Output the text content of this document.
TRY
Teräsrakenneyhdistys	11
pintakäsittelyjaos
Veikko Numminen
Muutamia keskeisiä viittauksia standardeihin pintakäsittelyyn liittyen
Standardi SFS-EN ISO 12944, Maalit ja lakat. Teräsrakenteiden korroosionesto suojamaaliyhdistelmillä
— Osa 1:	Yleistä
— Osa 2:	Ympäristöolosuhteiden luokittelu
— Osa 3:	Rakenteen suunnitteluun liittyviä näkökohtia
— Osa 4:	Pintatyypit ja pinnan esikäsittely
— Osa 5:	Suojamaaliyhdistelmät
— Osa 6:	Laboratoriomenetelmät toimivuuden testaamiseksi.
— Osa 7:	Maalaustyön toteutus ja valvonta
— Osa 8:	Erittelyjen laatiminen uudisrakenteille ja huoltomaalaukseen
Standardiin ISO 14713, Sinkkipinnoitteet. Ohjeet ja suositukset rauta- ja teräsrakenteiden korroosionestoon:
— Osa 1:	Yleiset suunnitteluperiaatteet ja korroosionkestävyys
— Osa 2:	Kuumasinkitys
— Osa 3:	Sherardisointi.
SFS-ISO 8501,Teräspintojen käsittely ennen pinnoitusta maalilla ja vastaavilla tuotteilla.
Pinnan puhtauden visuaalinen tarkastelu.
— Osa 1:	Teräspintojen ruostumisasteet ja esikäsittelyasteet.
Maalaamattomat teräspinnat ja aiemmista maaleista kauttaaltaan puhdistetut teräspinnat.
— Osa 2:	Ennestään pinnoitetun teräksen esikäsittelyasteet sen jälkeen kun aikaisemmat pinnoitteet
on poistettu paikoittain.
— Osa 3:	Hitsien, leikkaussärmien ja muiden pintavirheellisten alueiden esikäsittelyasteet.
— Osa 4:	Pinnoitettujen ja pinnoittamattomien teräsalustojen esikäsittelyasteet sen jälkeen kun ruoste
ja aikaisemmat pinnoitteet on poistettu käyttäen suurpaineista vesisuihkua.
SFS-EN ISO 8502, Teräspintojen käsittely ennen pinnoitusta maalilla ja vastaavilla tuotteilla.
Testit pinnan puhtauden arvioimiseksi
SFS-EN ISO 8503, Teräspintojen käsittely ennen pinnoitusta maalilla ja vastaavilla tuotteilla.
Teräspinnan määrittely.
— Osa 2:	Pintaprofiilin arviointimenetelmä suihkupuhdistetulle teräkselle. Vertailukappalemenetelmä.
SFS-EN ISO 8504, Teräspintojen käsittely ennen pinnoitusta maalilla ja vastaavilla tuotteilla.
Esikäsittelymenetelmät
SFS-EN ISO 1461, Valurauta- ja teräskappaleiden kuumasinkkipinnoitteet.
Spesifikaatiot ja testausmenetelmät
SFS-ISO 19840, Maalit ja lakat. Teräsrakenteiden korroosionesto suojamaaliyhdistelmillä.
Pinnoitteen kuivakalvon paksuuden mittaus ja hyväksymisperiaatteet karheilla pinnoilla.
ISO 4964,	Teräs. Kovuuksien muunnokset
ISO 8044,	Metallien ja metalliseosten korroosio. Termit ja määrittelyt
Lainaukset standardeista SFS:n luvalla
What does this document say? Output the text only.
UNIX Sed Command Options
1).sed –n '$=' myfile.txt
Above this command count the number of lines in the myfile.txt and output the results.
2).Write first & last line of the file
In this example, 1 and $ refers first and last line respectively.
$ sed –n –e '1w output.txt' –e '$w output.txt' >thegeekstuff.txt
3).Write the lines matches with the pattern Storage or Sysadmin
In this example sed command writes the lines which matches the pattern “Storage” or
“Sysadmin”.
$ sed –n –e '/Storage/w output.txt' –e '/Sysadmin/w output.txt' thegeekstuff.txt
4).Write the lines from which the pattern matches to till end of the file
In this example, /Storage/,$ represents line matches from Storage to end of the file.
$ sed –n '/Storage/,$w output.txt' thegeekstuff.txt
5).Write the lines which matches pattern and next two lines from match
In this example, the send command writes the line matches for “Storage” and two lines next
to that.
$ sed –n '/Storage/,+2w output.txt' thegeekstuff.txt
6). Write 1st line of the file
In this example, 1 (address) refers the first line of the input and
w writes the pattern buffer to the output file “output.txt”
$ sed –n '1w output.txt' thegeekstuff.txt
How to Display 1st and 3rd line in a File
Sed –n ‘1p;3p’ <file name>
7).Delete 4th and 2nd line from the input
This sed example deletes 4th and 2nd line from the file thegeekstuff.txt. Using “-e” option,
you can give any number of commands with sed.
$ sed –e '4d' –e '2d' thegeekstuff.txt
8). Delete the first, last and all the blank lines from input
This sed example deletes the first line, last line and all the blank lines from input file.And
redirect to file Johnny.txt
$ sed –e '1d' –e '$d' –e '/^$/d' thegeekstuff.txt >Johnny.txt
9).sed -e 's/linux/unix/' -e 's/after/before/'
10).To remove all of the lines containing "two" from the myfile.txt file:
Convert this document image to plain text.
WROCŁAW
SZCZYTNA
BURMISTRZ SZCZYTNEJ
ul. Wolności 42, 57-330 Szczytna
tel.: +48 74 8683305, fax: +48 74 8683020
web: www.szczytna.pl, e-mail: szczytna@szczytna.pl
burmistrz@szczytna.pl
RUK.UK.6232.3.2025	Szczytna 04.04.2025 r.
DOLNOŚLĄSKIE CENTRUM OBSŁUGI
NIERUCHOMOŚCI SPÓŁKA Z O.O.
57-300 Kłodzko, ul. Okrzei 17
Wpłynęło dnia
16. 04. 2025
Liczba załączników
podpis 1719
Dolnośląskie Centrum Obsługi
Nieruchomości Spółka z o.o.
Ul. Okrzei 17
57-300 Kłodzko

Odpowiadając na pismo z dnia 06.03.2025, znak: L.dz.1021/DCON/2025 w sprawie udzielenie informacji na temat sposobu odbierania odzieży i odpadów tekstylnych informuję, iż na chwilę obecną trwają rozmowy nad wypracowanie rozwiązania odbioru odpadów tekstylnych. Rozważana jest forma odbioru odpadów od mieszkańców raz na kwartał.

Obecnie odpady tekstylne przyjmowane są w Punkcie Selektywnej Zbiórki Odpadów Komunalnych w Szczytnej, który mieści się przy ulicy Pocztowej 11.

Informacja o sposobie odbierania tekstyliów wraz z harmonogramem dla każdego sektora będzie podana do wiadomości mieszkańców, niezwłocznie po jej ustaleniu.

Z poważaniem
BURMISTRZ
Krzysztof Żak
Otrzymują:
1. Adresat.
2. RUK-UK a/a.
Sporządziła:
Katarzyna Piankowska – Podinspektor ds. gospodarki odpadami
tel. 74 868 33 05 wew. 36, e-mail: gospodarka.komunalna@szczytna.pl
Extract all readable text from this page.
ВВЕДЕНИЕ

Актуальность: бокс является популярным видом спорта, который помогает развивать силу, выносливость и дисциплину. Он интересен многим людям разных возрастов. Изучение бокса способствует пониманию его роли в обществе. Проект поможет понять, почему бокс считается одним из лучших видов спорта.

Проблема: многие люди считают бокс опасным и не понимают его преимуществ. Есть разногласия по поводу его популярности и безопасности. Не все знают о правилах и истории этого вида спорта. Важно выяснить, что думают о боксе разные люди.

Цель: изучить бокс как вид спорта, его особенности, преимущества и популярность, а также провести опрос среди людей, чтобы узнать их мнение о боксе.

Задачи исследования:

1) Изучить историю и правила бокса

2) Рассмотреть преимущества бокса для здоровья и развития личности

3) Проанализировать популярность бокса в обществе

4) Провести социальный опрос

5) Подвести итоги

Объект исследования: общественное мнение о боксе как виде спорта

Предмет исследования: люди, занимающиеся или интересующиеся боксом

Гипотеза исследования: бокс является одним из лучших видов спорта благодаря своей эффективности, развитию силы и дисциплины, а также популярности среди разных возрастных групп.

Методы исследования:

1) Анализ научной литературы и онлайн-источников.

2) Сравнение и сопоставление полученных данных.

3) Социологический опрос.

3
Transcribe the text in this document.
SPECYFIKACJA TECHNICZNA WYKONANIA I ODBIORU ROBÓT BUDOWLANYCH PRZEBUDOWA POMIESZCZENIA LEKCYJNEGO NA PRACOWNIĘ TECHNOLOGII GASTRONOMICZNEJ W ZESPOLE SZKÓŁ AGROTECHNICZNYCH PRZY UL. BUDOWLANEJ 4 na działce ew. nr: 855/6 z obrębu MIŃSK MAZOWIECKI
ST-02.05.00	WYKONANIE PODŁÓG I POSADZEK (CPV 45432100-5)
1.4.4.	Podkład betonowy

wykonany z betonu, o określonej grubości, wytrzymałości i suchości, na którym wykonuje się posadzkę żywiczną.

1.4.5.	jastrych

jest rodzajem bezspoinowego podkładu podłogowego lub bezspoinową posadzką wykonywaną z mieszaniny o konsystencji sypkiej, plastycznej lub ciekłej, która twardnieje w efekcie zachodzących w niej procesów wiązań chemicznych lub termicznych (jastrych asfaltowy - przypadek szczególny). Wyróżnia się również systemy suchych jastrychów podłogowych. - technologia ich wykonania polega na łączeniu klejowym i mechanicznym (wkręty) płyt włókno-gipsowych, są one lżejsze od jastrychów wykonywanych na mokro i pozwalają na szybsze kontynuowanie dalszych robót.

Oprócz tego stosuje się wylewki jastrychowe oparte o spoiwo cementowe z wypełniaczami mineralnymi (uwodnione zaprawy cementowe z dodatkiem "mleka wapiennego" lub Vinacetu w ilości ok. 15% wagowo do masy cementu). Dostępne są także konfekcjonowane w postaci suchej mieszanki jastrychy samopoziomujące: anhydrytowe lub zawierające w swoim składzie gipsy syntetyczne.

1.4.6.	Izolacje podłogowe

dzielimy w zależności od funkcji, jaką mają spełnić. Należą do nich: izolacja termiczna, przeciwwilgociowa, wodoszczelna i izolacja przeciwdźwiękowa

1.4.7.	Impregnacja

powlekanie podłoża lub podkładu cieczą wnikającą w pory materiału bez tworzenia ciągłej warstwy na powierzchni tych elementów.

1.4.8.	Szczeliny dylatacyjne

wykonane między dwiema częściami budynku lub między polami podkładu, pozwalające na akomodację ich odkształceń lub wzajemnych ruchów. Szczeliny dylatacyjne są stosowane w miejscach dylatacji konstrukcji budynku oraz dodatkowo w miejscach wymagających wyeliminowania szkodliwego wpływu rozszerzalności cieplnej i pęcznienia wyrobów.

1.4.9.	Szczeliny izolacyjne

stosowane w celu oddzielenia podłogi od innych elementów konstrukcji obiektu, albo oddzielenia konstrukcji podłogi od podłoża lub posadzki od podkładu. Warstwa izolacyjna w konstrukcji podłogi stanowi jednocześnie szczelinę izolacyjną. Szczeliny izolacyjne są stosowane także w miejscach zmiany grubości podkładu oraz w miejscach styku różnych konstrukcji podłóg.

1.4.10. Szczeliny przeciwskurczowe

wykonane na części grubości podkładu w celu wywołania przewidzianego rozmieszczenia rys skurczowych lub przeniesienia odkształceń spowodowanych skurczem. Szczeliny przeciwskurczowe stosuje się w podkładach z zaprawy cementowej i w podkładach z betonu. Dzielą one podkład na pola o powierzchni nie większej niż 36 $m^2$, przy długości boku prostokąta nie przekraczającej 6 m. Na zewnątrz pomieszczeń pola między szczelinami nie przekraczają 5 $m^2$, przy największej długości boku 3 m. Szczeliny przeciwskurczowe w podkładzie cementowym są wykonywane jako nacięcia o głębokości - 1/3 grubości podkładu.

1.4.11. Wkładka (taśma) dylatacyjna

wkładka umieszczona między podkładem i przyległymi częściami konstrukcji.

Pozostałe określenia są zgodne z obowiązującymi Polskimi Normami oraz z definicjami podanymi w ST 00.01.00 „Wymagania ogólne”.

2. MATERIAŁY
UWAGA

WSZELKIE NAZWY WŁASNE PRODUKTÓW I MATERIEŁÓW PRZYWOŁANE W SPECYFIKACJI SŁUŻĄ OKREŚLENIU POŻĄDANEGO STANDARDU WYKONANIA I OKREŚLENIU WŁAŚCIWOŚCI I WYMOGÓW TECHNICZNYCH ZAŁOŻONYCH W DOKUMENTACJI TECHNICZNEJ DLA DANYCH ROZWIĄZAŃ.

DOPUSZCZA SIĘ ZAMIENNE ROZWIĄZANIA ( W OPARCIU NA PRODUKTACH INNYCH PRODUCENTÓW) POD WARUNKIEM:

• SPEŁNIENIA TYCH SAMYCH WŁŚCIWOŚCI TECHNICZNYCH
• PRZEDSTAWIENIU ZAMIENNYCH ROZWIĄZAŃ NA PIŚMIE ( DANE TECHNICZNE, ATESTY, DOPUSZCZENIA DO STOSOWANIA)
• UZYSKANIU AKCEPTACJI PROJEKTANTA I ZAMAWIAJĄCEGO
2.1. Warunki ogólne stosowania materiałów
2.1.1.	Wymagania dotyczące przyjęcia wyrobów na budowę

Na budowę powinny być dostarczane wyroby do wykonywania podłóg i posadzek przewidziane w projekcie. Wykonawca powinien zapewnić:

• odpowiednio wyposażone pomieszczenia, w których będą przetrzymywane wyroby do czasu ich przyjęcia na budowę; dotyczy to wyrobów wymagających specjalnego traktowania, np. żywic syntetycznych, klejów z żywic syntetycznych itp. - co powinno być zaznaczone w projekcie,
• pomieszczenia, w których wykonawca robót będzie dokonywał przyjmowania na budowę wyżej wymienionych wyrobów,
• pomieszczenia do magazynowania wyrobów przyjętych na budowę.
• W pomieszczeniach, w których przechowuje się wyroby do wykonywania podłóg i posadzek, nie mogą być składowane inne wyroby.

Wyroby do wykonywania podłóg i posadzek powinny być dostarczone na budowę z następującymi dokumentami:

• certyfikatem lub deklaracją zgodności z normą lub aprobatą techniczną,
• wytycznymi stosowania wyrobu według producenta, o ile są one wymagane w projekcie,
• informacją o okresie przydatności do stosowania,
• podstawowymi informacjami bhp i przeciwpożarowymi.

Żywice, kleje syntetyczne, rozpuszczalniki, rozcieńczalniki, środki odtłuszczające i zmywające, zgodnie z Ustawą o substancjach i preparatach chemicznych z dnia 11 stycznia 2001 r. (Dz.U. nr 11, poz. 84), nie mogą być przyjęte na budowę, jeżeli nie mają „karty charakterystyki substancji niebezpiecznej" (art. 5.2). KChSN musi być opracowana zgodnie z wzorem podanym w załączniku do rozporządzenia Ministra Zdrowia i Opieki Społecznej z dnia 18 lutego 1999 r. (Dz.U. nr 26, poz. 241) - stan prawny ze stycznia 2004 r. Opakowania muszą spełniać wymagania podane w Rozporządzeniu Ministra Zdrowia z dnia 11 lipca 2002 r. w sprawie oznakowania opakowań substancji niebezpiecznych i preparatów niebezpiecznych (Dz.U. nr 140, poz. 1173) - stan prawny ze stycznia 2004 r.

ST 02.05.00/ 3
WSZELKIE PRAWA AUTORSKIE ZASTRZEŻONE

» **What you need to do**
Say how many lines hold the word "matches", giving the number and nothing else.

» **Response for this exercise**
6